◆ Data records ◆
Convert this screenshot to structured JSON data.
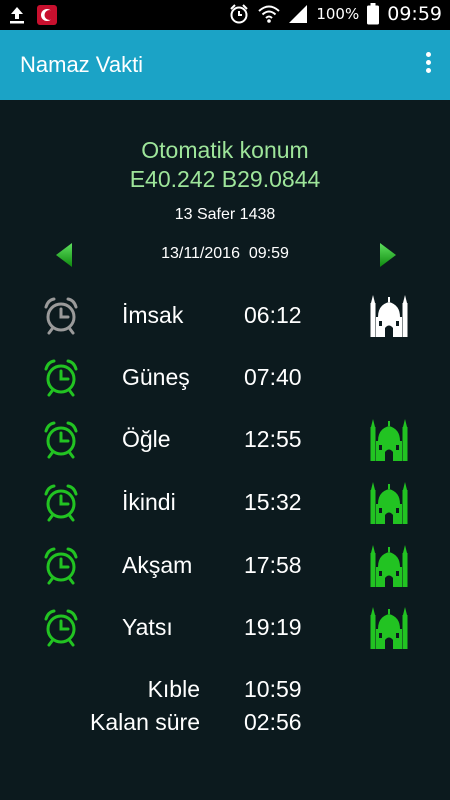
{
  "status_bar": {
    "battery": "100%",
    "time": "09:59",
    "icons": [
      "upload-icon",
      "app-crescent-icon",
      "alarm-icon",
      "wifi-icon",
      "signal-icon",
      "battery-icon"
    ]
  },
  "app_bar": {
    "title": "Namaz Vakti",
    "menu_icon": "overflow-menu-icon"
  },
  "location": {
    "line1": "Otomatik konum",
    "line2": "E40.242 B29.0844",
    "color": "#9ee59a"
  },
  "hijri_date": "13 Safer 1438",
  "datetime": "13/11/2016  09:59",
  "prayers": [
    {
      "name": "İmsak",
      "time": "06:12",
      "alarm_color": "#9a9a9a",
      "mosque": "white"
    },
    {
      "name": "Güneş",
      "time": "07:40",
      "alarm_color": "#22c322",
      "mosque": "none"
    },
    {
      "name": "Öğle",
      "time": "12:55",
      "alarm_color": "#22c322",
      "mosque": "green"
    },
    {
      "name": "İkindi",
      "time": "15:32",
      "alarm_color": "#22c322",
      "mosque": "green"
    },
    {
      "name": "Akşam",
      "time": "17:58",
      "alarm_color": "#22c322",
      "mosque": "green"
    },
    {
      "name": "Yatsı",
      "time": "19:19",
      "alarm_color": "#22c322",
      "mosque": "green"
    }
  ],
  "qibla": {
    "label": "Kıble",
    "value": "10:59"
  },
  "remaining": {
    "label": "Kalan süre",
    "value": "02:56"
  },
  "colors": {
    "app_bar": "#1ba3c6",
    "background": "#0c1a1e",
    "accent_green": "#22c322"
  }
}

==

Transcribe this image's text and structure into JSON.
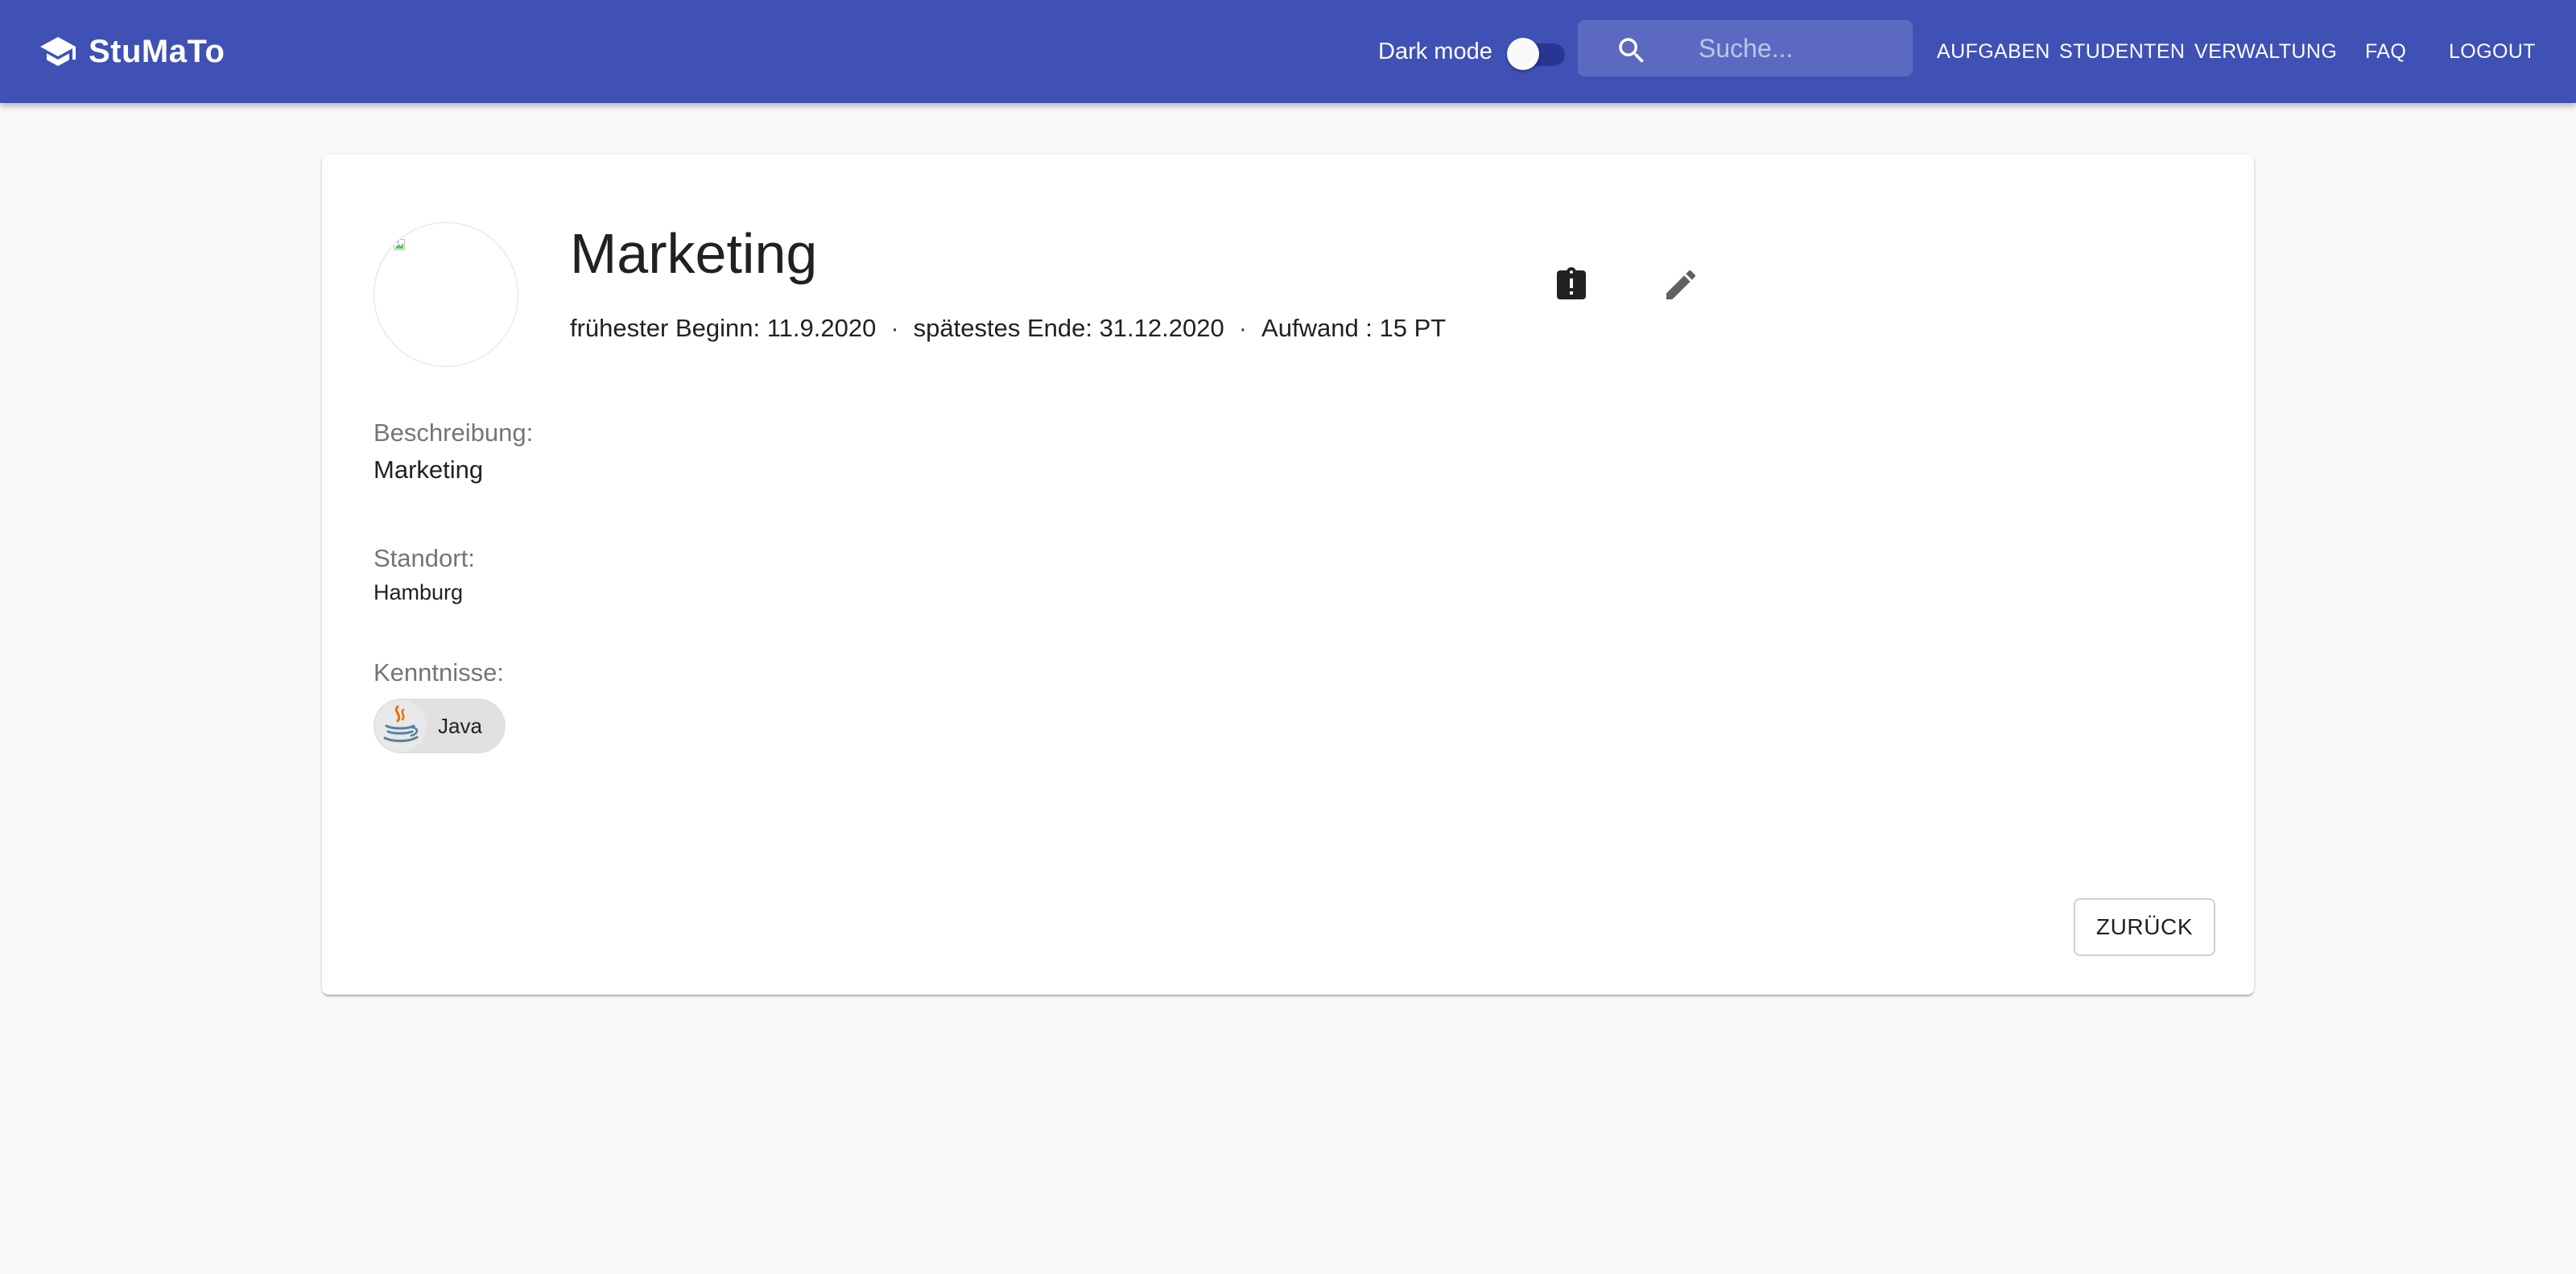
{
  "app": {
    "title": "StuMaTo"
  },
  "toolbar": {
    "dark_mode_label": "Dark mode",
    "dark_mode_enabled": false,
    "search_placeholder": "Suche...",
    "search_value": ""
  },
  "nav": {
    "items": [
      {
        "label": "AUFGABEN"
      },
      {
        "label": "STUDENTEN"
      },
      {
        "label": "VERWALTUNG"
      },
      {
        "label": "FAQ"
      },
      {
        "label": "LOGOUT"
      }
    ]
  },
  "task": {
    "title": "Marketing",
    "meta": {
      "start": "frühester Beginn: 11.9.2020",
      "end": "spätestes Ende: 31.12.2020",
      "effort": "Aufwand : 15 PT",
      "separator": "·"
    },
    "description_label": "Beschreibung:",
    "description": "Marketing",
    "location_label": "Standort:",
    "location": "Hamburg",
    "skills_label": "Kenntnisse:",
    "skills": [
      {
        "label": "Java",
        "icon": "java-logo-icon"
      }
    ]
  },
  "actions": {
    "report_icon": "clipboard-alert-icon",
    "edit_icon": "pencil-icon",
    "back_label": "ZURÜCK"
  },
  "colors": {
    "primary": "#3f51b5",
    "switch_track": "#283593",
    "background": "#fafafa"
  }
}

◆ EXERCISE DIRECTIONS ◆
Identify each line of the material where the word "this" shows up, and copy it.

◆ RESPONSE ◆
Convert this screenshot to structured JSON data.
Transcribe this image's text and structure into JSON.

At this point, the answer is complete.